(Stored records)
____________
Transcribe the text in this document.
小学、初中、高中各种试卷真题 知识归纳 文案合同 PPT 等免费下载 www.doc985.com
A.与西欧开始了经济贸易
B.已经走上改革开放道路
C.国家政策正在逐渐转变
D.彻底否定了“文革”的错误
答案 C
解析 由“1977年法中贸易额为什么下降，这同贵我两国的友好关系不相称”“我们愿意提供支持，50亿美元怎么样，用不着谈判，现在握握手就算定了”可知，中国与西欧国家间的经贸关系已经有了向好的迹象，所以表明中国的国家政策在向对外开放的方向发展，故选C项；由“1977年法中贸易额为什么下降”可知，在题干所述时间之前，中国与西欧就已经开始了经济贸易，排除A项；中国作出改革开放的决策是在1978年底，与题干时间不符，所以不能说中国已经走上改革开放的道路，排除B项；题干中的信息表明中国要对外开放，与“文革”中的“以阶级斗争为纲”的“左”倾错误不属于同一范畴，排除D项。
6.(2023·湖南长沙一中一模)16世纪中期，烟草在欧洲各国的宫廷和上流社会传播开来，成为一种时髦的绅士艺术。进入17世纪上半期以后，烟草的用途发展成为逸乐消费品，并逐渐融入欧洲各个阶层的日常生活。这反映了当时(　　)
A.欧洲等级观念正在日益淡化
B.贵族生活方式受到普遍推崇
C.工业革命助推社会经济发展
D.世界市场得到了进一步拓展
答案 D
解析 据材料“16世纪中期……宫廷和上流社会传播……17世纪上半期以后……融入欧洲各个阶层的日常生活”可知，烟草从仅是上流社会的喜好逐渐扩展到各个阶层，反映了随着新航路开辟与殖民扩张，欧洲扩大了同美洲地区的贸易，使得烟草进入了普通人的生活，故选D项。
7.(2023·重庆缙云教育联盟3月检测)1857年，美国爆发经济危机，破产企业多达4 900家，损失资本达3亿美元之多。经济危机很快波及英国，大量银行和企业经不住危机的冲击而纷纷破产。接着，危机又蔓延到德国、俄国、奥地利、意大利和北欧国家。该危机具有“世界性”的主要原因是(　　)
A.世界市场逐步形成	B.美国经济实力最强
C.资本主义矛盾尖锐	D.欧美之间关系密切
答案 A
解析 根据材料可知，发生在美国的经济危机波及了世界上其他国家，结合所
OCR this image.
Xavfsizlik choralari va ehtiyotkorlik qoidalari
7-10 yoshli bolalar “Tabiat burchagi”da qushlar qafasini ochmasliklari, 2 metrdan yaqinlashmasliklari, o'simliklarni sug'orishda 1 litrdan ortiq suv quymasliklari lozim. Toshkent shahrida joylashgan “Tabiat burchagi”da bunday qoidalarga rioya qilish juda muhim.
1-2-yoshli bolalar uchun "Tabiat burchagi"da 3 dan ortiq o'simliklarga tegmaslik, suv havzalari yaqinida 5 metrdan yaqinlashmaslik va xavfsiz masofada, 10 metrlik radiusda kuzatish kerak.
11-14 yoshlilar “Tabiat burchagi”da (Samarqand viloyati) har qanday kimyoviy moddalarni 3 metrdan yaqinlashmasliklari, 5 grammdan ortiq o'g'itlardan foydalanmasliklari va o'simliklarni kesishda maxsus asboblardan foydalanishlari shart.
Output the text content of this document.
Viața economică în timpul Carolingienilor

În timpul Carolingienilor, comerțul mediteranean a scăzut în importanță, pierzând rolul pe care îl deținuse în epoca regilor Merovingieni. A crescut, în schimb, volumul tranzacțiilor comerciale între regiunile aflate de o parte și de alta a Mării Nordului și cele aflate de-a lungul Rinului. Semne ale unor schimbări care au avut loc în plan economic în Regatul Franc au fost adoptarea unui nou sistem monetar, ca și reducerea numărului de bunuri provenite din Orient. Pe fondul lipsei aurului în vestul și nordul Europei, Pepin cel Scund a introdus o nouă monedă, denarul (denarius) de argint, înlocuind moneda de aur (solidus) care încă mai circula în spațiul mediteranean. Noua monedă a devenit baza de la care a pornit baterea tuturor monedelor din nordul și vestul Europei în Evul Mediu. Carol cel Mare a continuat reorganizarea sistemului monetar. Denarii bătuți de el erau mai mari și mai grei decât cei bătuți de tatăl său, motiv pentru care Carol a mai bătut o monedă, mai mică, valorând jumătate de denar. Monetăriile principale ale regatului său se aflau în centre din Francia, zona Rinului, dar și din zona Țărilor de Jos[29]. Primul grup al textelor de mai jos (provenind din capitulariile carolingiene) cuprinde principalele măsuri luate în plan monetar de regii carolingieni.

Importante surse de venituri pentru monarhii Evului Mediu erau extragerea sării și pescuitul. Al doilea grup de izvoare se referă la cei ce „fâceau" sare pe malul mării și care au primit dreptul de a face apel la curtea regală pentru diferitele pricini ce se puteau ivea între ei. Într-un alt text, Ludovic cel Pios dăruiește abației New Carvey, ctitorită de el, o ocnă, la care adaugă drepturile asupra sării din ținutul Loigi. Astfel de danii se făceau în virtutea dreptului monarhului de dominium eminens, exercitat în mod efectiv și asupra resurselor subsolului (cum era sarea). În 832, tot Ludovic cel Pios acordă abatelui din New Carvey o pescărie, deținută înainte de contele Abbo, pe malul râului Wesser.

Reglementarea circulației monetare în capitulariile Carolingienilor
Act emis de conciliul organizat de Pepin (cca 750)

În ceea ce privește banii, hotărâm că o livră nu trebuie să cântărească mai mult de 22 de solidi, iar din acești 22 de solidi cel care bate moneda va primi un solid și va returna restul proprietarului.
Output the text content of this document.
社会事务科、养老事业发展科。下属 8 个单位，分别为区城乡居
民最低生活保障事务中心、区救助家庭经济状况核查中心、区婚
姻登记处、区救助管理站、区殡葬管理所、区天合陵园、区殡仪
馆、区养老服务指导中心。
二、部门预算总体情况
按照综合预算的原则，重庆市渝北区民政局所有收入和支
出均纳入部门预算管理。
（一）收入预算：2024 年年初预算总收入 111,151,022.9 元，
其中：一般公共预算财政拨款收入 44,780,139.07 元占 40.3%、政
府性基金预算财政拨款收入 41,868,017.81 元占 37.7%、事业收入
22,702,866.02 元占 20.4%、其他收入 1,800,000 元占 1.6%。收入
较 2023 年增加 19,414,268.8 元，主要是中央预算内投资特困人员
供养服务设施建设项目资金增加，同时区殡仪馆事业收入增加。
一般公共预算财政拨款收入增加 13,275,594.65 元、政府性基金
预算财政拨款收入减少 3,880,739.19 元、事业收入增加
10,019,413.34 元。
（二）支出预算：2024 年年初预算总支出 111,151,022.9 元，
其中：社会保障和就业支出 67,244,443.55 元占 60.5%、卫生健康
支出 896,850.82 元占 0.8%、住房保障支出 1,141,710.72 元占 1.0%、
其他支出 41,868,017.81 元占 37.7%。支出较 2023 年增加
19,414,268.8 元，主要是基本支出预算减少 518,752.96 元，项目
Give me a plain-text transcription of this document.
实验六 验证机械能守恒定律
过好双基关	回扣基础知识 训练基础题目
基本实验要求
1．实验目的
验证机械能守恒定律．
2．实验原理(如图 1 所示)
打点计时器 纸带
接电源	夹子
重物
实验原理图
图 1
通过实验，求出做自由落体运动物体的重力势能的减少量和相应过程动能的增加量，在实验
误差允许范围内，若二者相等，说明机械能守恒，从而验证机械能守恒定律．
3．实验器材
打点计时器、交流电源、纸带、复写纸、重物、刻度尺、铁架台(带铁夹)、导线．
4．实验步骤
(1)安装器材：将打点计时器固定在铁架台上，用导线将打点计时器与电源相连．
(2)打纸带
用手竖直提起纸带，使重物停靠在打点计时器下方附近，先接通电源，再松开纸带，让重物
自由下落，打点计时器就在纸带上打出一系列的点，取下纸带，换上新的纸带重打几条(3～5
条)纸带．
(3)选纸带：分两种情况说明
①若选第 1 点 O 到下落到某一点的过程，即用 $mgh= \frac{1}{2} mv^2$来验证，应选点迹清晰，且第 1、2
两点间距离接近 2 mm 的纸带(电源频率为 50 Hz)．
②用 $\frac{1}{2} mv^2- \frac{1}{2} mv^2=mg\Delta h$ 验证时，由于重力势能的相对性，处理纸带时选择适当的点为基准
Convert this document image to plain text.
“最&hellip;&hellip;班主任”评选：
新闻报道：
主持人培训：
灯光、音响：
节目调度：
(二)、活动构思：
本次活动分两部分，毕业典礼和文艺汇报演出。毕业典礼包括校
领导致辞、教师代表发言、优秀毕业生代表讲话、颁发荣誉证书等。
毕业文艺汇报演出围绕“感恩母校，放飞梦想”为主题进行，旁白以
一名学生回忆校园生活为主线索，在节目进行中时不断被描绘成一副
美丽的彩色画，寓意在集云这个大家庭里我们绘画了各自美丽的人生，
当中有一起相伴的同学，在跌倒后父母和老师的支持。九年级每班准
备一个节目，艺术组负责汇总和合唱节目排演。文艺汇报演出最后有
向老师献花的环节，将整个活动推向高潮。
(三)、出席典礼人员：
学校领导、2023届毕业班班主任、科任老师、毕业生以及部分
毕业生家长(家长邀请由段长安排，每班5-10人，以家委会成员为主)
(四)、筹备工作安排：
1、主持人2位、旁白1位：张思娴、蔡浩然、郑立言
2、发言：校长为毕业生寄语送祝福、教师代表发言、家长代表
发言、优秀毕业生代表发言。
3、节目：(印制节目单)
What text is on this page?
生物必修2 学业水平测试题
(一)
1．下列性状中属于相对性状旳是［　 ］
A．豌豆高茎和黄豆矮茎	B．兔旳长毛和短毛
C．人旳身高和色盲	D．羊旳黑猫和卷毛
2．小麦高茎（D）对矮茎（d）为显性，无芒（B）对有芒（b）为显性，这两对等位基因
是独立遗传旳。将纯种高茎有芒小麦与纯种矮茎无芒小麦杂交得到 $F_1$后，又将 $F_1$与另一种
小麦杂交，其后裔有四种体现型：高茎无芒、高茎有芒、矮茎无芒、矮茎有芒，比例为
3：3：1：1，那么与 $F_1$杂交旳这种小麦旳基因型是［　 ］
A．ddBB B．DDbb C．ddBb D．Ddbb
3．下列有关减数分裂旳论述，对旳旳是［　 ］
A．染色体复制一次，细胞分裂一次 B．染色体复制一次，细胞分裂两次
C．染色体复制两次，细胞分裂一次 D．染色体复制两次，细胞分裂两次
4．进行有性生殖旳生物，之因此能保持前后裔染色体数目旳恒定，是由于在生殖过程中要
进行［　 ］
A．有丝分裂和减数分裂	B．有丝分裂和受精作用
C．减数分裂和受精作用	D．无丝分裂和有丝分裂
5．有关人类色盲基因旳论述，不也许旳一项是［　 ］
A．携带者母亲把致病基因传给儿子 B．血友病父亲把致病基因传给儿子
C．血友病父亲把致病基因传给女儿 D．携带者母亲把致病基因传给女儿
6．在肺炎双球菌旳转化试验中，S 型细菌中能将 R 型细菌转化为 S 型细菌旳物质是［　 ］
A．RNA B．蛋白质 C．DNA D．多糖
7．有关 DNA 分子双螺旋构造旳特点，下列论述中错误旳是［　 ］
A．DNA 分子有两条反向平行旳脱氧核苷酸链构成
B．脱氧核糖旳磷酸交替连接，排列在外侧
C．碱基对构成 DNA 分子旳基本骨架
____________
▶ _What you should do_
Your task is to gather all lines from the entries above that hold the word "metrdan".

▶ _Reply to the task_
7-10 yoshli bolalar “Tabiat burchagi”da qushlar qafasini ochmasliklari, 2 metrdan yaqinlashmasliklari, o'simliklarni sug'orishda 1 litrdan ortiq suv quymasliklari lozim. Toshkent shahrida joylashgan “Tabiat burchagi”da bunday qoidalarga rioya qilish juda muhim.
1-2-yoshli bolalar uchun "Tabiat burchagi"da 3 dan ortiq o'simliklarga tegmaslik, suv havzalari yaqinida 5 metrdan yaqinlashmaslik va xavfsiz masofada, 10 metrlik radiusda kuzatish kerak.
11-14 yoshlilar “Tabiat burchagi”da (Samarqand viloyati) har qanday kimyoviy moddalarni 3 metrdan yaqinlashmasliklari, 5 grammdan ortiq o'g'itlardan foydalanmasliklari va o'simliklarni kesishda maxsus asboblardan foydalanishlari shart.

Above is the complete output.